Task directions => Copy every record below, exactly as written.

Extracted information =>

↓

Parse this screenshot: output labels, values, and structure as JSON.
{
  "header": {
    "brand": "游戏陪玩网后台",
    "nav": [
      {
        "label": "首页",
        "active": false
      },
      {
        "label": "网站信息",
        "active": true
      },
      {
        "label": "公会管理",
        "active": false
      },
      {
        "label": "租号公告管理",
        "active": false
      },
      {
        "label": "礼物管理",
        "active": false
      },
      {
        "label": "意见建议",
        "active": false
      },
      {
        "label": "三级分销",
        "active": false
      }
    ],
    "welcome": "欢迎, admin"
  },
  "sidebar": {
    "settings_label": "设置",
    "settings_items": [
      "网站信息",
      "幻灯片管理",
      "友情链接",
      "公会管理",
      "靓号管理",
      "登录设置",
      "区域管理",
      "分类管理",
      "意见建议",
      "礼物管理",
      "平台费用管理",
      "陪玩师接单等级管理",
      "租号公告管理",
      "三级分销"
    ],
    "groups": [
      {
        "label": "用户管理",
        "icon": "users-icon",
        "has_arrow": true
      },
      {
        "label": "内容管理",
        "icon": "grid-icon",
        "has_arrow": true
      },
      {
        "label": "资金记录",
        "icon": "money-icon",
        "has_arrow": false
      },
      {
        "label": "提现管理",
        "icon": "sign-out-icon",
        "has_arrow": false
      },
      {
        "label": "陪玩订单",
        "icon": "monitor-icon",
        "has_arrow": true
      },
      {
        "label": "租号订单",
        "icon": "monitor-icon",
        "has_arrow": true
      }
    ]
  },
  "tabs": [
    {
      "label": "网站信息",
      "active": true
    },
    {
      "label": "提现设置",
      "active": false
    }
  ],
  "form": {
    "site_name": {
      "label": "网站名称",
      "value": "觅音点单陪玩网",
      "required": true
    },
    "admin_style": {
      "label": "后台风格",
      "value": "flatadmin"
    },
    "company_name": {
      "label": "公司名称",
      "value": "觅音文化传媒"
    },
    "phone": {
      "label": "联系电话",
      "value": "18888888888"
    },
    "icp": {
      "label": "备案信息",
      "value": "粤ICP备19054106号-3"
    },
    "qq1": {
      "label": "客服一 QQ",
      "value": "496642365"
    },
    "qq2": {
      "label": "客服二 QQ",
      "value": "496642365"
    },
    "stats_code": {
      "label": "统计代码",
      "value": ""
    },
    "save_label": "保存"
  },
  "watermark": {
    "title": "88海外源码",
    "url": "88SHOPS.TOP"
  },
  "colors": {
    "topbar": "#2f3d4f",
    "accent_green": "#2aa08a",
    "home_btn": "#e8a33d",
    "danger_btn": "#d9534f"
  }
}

↑

Result below =>
Parse this screenshot: output labels, values, and structure as JSON.
{
  "header": {
    "brand": "游戏陪玩网后台",
    "nav": [
      {
        "label": "首页",
        "active": false
      },
      {
        "label": "网站信息",
        "active": true
      },
      {
        "label": "公会管理",
        "active": false
      },
      {
        "label": "租号公告管理",
        "active": false
      },
      {
        "label": "礼物管理",
        "active": false
      },
      {
        "label": "意见建议",
        "active": false
      },
      {
        "label": "三级分销",
        "active": false
      }
    ],
    "welcome": "欢迎, admin"
  },
  "sidebar": {
    "settings_label": "设置",
    "settings_items": [
      "网站信息",
      "幻灯片管理",
      "友情链接",
      "公会管理",
      "靓号管理",
      "登录设置",
      "区域管理",
      "分类管理",
      "意见建议",
      "礼物管理",
      "平台费用管理",
      "陪玩师接单等级管理",
      "租号公告管理",
      "三级分销"
    ],
    "groups": [
      {
        "label": "用户管理",
        "icon": "users-icon",
        "has_arrow": true
      },
      {
        "label": "内容管理",
        "icon": "grid-icon",
        "has_arrow": true
      },
      {
        "label": "资金记录",
        "icon": "money-icon",
        "has_arrow": false
      },
      {
        "label": "提现管理",
        "icon": "sign-out-icon",
        "has_arrow": false
      },
      {
        "label": "陪玩订单",
        "icon": "monitor-icon",
        "has_arrow": true
      },
      {
        "label": "租号订单",
        "icon": "monitor-icon",
        "has_arrow": true
      }
    ]
  },
  "tabs": [
    {
      "label": "网站信息",
      "active": true
    },
    {
      "label": "提现设置",
      "active": false
    }
  ],
  "form": {
    "site_name": {
      "label": "网站名称",
      "value": "觅音点单陪玩网",
      "required": true
    },
    "admin_style": {
      "label": "后台风格",
      "value": "flatadmin"
    },
    "company_name": {
      "label": "公司名称",
      "value": "觅音文化传媒"
    },
    "phone": {
      "label": "联系电话",
      "value": "18888888888"
    },
    "icp": {
      "label": "备案信息",
      "value": "粤ICP备19054106号-3"
    },
    "qq1": {
      "label": "客服一 QQ",
      "value": "496642365"
    },
    "qq2": {
      "label": "客服二 QQ",
      "value": "496642365"
    },
    "stats_code": {
      "label": "统计代码",
      "value": ""
    },
    "save_label": "保存"
  },
  "watermark": {
    "title": "88海外源码",
    "url": "88SHOPS.TOP"
  },
  "colors": {
    "topbar": "#2f3d4f",
    "accent_green": "#2aa08a",
    "home_btn": "#e8a33d",
    "danger_btn": "#d9534f"
  }
}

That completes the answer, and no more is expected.